(Dataset excerpt)
######
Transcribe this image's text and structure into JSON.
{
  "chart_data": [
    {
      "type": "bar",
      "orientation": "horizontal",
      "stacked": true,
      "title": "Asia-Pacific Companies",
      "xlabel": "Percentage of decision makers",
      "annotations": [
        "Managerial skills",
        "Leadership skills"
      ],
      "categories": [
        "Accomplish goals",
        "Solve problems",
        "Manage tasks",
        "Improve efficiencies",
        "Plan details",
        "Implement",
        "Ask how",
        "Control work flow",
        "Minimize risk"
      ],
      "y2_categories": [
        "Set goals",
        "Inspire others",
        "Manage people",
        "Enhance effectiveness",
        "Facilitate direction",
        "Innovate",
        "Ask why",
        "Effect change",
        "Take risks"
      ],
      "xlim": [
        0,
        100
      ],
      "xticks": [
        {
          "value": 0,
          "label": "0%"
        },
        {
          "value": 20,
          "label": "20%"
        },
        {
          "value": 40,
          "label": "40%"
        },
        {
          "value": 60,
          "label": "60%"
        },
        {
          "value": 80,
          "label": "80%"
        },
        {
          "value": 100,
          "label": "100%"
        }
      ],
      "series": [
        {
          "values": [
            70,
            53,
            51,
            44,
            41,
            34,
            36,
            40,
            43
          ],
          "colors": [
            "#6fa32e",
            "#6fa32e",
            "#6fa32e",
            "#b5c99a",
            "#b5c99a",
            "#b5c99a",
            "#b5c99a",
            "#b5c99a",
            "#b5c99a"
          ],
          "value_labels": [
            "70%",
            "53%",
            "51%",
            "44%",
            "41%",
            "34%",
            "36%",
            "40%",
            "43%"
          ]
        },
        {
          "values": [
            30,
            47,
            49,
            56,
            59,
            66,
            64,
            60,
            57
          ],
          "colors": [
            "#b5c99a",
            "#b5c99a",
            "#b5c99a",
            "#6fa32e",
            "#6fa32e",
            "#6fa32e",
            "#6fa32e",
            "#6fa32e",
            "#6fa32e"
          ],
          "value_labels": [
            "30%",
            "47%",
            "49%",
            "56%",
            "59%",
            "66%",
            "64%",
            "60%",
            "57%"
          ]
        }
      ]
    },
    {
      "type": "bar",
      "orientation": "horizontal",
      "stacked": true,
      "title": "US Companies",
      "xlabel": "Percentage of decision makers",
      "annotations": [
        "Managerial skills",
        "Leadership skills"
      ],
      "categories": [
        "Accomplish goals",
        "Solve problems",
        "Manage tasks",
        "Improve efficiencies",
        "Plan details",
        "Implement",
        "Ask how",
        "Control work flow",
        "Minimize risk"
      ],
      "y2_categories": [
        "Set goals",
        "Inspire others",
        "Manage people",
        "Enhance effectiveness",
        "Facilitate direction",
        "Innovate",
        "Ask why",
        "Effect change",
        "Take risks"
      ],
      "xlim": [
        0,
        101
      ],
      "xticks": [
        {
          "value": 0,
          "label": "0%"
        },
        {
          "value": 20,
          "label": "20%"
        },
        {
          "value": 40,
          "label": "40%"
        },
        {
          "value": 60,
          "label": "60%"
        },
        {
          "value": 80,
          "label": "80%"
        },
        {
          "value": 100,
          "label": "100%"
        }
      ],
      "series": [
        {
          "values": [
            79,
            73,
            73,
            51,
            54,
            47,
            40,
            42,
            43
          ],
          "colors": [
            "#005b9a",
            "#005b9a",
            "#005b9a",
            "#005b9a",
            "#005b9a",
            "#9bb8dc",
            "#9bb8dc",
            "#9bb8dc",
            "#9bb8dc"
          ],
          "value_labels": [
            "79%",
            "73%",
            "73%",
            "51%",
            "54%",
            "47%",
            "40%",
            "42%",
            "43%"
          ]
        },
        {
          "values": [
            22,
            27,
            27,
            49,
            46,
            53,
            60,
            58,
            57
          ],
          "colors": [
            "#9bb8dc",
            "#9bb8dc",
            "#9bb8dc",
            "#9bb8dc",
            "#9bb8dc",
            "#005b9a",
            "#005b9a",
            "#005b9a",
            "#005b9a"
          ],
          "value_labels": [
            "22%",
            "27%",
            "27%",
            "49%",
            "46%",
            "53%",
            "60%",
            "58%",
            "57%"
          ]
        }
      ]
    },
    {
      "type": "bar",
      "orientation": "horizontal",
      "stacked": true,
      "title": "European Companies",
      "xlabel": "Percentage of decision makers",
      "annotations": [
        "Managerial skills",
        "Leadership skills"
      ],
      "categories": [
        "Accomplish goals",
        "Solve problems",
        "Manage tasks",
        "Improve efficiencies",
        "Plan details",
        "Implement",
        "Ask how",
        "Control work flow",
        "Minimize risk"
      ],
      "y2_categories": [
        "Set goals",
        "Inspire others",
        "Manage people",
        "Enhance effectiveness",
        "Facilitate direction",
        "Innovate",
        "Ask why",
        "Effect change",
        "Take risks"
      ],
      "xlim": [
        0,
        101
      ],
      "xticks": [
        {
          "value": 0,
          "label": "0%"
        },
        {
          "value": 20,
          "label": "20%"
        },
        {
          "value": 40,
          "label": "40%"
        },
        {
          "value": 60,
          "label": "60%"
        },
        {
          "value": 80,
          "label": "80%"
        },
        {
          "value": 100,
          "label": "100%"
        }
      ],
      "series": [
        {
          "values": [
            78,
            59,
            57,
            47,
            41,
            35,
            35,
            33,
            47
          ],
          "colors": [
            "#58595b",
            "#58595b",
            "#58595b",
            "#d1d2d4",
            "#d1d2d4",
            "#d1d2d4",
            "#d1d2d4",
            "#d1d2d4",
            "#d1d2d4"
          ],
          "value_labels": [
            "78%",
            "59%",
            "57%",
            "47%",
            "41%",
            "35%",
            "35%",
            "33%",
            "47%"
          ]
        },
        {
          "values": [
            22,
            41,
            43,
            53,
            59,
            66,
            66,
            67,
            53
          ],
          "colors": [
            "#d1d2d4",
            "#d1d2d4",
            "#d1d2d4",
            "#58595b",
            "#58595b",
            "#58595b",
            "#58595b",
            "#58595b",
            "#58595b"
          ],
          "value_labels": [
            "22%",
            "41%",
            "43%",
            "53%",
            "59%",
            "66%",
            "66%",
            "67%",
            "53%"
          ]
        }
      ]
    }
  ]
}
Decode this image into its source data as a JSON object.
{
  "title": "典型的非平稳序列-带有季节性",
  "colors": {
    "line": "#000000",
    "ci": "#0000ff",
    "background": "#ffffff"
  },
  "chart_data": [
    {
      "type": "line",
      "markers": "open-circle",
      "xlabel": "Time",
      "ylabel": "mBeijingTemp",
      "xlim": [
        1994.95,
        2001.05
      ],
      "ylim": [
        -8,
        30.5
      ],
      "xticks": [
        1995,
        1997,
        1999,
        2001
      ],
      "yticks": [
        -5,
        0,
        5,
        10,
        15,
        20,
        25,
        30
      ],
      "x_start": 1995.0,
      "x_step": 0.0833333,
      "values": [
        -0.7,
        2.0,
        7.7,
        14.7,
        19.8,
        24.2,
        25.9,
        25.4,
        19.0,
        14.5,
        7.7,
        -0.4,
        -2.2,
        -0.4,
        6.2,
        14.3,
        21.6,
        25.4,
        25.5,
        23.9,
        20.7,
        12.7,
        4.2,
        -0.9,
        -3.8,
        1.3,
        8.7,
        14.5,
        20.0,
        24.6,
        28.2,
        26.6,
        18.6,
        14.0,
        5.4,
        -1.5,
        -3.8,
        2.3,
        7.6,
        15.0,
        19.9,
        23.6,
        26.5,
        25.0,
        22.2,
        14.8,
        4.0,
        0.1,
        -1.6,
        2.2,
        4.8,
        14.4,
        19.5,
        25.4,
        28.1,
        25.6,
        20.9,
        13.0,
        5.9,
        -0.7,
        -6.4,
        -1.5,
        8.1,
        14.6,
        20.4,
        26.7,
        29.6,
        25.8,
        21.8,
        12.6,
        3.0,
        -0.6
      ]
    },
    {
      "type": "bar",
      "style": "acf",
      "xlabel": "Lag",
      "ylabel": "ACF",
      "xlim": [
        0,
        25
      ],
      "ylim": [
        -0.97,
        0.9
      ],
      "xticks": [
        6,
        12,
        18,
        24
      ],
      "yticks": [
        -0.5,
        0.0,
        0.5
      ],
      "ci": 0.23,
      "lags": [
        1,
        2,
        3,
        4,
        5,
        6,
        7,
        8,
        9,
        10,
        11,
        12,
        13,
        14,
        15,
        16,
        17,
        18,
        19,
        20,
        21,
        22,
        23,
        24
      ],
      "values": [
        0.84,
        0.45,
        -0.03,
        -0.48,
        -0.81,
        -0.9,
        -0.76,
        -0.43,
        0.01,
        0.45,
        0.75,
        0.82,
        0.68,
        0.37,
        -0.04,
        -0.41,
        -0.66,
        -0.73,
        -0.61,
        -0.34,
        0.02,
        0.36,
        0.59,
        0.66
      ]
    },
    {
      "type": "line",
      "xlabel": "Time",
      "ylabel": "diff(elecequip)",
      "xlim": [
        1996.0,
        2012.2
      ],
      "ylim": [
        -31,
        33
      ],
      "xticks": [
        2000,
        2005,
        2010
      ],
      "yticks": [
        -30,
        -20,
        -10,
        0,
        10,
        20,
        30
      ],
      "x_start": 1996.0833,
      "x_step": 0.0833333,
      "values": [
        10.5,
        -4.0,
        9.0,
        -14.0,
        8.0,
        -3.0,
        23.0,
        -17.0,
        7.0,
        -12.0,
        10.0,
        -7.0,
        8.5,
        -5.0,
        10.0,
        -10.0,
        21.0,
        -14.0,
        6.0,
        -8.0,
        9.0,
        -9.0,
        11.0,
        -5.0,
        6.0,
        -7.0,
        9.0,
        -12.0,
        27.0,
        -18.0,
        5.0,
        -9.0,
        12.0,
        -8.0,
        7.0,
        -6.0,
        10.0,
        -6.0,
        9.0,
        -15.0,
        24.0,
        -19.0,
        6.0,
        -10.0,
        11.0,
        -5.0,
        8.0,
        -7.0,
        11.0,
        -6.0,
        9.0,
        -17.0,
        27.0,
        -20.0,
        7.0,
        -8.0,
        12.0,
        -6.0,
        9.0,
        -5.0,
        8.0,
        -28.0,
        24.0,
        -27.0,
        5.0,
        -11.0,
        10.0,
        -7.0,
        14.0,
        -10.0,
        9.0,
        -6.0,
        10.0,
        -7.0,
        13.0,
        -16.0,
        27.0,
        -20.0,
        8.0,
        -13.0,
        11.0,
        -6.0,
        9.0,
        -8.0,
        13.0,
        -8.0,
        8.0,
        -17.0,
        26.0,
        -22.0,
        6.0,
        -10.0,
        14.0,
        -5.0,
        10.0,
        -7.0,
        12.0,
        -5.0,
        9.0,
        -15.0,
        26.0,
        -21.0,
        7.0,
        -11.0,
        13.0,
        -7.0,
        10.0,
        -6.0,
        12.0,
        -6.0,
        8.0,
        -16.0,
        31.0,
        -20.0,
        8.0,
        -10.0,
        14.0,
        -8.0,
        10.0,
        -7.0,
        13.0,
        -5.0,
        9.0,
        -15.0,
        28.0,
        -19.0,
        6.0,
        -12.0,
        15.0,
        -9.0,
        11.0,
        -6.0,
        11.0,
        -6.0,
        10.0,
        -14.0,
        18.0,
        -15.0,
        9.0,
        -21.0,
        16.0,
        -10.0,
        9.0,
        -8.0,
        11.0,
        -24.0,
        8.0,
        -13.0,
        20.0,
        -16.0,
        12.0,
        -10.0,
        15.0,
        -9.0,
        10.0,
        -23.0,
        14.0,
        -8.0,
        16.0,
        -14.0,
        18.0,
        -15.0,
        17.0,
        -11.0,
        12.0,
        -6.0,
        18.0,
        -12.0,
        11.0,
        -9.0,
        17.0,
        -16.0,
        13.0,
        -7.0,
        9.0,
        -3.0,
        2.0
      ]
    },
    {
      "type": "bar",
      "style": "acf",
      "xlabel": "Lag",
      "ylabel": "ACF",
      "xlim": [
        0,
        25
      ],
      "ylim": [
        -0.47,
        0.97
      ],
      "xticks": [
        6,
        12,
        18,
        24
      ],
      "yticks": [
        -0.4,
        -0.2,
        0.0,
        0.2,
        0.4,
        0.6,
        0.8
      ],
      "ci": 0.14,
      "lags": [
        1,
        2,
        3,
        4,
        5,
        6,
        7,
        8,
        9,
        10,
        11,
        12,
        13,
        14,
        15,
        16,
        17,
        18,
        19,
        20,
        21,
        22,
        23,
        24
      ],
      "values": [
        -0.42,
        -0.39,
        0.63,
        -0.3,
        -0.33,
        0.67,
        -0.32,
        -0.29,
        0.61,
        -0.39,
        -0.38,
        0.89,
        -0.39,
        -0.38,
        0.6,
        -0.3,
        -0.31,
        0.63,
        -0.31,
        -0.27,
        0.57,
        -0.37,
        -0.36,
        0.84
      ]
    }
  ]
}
######
#### WHAT TO WORK ON:
Scan the lines above for "JSON", then copy every one that has it.

#### ANSWER TO THIS PROBLEM:
Transcribe this image's text and structure into JSON.
Decode this image into its source data as a JSON object.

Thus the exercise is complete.